### Given problem:
Scan the entries for the string "MBiCEM" and give the number of lines that have it, nothing further.
---+---
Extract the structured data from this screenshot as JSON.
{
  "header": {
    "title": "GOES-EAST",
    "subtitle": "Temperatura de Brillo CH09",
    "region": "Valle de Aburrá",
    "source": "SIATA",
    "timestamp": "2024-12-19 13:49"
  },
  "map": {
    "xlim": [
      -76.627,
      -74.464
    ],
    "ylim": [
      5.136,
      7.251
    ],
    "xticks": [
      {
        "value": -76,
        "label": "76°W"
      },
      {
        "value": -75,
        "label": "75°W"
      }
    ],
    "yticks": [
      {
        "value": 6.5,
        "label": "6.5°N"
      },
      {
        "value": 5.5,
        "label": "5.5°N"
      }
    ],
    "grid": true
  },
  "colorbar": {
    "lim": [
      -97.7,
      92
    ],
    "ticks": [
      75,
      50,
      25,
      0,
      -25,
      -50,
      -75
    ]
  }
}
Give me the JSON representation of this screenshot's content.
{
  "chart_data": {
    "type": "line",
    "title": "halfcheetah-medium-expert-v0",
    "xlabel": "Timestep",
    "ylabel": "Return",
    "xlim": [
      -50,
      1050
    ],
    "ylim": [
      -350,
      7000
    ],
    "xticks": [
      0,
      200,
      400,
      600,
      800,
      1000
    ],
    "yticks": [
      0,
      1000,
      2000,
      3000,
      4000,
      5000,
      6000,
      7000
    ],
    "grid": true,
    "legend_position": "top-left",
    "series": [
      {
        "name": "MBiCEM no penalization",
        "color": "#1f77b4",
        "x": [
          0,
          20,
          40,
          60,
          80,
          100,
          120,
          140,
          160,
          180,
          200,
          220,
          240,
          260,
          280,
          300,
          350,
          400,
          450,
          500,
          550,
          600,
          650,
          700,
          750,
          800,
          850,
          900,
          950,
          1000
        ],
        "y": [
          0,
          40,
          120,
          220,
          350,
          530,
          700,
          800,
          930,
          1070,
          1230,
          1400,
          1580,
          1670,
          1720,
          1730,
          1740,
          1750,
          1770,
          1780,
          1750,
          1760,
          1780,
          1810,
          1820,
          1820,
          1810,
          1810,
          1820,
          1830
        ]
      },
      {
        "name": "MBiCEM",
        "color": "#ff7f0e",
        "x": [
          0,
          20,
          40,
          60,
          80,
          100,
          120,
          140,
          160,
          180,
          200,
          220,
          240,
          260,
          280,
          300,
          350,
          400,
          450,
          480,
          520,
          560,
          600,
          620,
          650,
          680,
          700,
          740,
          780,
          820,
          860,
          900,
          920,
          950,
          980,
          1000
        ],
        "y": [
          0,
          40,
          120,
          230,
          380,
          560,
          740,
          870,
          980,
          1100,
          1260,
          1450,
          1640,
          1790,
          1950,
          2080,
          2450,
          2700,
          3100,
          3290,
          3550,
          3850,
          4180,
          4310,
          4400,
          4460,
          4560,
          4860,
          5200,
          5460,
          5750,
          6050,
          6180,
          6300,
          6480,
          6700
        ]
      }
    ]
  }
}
---+---
### Final result:
2